[CHALLENGE] Reproduce each of the following items word for word, keeping every character and number unchanged.

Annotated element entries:

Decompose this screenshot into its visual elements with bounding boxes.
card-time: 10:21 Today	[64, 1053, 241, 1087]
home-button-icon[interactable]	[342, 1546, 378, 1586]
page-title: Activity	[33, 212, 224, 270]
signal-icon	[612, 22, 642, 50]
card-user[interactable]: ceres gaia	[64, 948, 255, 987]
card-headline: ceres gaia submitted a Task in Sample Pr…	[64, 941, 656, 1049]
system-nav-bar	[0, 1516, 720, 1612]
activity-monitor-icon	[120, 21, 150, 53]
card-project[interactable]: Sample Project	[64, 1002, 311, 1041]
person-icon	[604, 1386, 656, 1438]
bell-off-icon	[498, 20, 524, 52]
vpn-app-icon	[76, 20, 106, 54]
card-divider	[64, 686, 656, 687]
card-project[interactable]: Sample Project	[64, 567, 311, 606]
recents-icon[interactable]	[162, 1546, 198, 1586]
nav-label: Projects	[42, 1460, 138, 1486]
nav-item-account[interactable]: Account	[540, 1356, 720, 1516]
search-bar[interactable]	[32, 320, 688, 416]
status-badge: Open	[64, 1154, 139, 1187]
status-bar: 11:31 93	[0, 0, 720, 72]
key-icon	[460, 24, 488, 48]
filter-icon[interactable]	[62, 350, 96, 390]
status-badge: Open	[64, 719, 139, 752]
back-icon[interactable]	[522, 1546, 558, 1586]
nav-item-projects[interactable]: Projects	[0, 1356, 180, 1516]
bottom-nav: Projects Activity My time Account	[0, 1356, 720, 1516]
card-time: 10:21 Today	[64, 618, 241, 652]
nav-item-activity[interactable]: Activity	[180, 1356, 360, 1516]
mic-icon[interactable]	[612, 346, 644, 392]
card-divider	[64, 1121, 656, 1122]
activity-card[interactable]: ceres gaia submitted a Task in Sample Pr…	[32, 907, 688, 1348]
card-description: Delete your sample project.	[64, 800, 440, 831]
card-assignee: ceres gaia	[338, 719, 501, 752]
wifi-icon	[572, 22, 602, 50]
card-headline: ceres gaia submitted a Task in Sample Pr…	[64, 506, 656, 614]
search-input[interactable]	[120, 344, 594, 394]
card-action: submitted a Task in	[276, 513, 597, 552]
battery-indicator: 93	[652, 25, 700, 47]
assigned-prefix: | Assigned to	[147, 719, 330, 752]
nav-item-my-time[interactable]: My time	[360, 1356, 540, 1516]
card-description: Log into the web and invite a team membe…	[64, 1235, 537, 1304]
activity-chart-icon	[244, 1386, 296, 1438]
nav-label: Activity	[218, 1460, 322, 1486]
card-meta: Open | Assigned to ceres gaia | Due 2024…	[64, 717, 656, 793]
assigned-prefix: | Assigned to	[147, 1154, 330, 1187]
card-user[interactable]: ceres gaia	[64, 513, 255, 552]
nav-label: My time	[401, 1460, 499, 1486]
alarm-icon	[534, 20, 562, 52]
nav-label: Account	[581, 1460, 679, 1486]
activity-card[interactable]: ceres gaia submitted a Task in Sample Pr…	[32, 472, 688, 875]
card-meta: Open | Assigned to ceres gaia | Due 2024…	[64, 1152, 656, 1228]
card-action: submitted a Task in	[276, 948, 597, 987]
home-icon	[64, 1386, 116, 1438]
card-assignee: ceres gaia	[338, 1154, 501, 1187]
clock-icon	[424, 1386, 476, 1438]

[SOLUTION FOR THIS PROBLEM]
Decompose this screenshot into its visual elements with bounding boxes.
card-time: 10:21 Today	[64, 1053, 241, 1087]
home-button-icon[interactable]	[342, 1546, 378, 1586]
page-title: Activity	[33, 212, 224, 270]
signal-icon	[612, 22, 642, 50]
card-user[interactable]: ceres gaia	[64, 948, 255, 987]
card-headline: ceres gaia submitted a Task in Sample Pr…	[64, 941, 656, 1049]
system-nav-bar	[0, 1516, 720, 1612]
activity-monitor-icon	[120, 21, 150, 53]
card-project[interactable]: Sample Project	[64, 1002, 311, 1041]
person-icon	[604, 1386, 656, 1438]
bell-off-icon	[498, 20, 524, 52]
vpn-app-icon	[76, 20, 106, 54]
card-divider	[64, 686, 656, 687]
card-project[interactable]: Sample Project	[64, 567, 311, 606]
recents-icon[interactable]	[162, 1546, 198, 1586]
nav-label: Projects	[42, 1460, 138, 1486]
nav-item-account[interactable]: Account	[540, 1356, 720, 1516]
search-bar[interactable]	[32, 320, 688, 416]
status-badge: Open	[64, 1154, 139, 1187]
status-bar: 11:31 93	[0, 0, 720, 72]
key-icon	[460, 24, 488, 48]
filter-icon[interactable]	[62, 350, 96, 390]
status-badge: Open	[64, 719, 139, 752]
back-icon[interactable]	[522, 1546, 558, 1586]
nav-item-projects[interactable]: Projects	[0, 1356, 180, 1516]
bottom-nav: Projects Activity My time Account	[0, 1356, 720, 1516]
card-time: 10:21 Today	[64, 618, 241, 652]
nav-item-activity[interactable]: Activity	[180, 1356, 360, 1516]
mic-icon[interactable]	[612, 346, 644, 392]
card-divider	[64, 1121, 656, 1122]
activity-card[interactable]: ceres gaia submitted a Task in Sample Pr…	[32, 907, 688, 1348]
card-description: Delete your sample project.	[64, 800, 440, 831]
card-assignee: ceres gaia	[338, 719, 501, 752]
wifi-icon	[572, 22, 602, 50]
card-headline: ceres gaia submitted a Task in Sample Pr…	[64, 506, 656, 614]
search-input[interactable]	[120, 344, 594, 394]
card-action: submitted a Task in	[276, 513, 597, 552]
battery-indicator: 93	[652, 25, 700, 47]
assigned-prefix: | Assigned to	[147, 719, 330, 752]
nav-item-my-time[interactable]: My time	[360, 1356, 540, 1516]
card-description: Log into the web and invite a team membe…	[64, 1235, 537, 1304]
activity-chart-icon	[244, 1386, 296, 1438]
nav-label: Activity	[218, 1460, 322, 1486]
card-meta: Open | Assigned to ceres gaia | Due 2024…	[64, 717, 656, 793]
assigned-prefix: | Assigned to	[147, 1154, 330, 1187]
card-user[interactable]: ceres gaia	[64, 513, 255, 552]
nav-label: My time	[401, 1460, 499, 1486]
alarm-icon	[534, 20, 562, 52]
nav-label: Account	[581, 1460, 679, 1486]
activity-card[interactable]: ceres gaia submitted a Task in Sample Pr…	[32, 472, 688, 875]
card-meta: Open | Assigned to ceres gaia | Due 2024…	[64, 1152, 656, 1228]
card-action: submitted a Task in	[276, 948, 597, 987]
home-icon	[64, 1386, 116, 1438]
card-assignee: ceres gaia	[338, 1154, 501, 1187]
clock-icon	[424, 1386, 476, 1438]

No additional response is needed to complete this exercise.